- _What you need to do_
Please edit the lines from the first one through the line containing "map-pin-icon: ⚲ bbox=[525, 2436, 530, 2442]", swapping "interactable" for "clickable" and leaving everything else unchanged.

- _Record extracts_
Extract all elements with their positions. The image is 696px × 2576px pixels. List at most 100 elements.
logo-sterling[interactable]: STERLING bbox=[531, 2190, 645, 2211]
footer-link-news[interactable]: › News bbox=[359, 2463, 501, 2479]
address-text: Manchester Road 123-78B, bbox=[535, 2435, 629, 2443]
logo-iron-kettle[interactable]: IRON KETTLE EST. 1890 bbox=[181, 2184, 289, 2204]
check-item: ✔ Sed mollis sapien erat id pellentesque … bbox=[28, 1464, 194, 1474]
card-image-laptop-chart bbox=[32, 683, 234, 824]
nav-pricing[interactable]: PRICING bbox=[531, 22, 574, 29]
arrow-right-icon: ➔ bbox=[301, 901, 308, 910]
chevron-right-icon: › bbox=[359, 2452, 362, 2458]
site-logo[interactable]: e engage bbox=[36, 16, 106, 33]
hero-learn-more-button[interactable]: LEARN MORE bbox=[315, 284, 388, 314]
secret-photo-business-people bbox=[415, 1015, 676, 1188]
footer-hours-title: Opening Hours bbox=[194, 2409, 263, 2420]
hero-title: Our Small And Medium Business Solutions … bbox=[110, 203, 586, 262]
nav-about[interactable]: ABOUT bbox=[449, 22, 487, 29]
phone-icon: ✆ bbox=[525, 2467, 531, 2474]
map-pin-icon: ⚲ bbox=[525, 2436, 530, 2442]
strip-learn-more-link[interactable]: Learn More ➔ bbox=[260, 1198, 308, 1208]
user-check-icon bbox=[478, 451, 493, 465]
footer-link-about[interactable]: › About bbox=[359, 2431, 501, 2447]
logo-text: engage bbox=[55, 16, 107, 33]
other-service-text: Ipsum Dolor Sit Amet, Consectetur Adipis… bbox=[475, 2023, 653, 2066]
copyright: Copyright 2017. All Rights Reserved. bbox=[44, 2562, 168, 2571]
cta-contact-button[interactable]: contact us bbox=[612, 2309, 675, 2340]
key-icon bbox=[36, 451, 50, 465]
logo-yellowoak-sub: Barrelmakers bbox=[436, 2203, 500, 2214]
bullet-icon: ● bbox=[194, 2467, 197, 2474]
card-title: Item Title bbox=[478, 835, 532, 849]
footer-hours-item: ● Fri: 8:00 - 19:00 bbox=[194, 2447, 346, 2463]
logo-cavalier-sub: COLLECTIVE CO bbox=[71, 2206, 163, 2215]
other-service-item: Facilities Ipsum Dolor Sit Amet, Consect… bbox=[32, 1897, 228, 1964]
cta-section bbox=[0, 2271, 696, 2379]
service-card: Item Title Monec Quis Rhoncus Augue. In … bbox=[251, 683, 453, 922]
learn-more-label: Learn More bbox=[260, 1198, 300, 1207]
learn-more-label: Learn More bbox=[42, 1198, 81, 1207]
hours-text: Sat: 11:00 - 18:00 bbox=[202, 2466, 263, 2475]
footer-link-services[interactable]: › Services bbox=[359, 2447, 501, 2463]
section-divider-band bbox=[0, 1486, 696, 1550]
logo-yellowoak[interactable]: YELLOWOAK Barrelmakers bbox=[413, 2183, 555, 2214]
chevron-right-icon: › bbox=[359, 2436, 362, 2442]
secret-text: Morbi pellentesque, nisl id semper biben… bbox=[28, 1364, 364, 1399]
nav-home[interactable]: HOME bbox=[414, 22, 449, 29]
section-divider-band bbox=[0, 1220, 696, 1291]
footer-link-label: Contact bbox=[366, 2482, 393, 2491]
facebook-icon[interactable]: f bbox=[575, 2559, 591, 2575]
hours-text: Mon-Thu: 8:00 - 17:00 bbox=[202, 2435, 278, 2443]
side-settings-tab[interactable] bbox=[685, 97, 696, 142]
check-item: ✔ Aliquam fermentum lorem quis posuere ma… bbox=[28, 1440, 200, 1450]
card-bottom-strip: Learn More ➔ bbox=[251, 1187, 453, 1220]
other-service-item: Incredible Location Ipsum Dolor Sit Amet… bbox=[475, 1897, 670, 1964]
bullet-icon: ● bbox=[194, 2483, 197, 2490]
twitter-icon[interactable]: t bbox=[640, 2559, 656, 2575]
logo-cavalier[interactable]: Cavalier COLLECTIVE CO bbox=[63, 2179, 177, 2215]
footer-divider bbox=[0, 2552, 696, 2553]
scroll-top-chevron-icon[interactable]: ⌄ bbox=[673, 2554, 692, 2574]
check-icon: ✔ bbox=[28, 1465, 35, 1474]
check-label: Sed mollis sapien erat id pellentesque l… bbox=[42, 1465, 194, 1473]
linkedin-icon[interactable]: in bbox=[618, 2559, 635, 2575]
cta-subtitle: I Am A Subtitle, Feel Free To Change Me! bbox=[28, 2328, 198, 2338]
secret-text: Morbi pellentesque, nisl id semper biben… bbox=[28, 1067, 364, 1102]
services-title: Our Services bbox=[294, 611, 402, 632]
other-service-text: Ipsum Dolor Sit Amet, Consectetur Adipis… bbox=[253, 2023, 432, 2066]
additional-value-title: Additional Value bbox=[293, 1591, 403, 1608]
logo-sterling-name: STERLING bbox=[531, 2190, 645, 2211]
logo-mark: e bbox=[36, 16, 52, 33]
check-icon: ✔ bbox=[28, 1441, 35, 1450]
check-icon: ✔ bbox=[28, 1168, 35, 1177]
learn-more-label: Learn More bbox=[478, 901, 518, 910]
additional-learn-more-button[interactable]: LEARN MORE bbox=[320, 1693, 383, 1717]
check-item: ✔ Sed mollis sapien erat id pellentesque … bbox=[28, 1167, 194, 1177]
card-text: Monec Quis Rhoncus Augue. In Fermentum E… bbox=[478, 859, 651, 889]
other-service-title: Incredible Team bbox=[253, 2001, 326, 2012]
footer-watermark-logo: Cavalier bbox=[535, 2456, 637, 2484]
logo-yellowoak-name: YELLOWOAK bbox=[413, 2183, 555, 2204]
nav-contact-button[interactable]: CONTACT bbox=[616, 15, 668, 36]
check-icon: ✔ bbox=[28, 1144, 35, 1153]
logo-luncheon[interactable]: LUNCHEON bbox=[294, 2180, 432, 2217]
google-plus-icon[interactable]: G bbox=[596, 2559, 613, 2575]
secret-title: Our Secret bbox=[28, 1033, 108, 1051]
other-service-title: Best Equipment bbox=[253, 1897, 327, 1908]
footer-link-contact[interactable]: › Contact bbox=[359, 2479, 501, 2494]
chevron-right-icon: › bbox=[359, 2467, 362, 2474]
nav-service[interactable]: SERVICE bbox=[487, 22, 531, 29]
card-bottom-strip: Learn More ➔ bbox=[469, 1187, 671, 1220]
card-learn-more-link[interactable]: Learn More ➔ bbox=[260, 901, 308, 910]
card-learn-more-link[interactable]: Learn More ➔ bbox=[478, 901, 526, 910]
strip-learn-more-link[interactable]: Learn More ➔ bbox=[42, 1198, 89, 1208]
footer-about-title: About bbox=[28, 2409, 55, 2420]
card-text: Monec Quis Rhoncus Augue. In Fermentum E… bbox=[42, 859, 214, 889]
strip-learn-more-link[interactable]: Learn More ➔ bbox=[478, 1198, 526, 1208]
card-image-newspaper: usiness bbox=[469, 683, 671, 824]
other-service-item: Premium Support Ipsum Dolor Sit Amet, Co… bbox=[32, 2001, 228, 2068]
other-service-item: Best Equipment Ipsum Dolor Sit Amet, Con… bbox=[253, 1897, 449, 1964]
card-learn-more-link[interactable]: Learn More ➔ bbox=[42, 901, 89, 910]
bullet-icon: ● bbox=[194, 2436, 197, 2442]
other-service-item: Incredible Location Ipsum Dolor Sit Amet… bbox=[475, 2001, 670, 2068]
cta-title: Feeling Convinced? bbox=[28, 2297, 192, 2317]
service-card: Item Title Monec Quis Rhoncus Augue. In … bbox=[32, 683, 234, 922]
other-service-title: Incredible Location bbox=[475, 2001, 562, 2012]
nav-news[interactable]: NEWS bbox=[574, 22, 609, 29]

- _Problem solution_
Extract all elements with their positions. The image is 696px × 2576px pixels. List at most 100 elements.
logo-sterling[clickable]: STERLING bbox=[531, 2190, 645, 2211]
footer-link-news[clickable]: › News bbox=[359, 2463, 501, 2479]
address-text: Manchester Road 123-78B, bbox=[535, 2435, 629, 2443]
logo-iron-kettle[clickable]: IRON KETTLE EST. 1890 bbox=[181, 2184, 289, 2204]
check-item: ✔ Sed mollis sapien erat id pellentesque … bbox=[28, 1464, 194, 1474]
card-image-laptop-chart bbox=[32, 683, 234, 824]
nav-pricing[clickable]: PRICING bbox=[531, 22, 574, 29]
arrow-right-icon: ➔ bbox=[301, 901, 308, 910]
chevron-right-icon: › bbox=[359, 2452, 362, 2458]
site-logo[clickable]: e engage bbox=[36, 16, 106, 33]
hero-learn-more-button[clickable]: LEARN MORE bbox=[315, 284, 388, 314]
secret-photo-business-people bbox=[415, 1015, 676, 1188]
footer-hours-title: Opening Hours bbox=[194, 2409, 263, 2420]
hero-title: Our Small And Medium Business Solutions … bbox=[110, 203, 586, 262]
nav-about[clickable]: ABOUT bbox=[449, 22, 487, 29]
phone-icon: ✆ bbox=[525, 2467, 531, 2474]
map-pin-icon: ⚲ bbox=[525, 2436, 530, 2442]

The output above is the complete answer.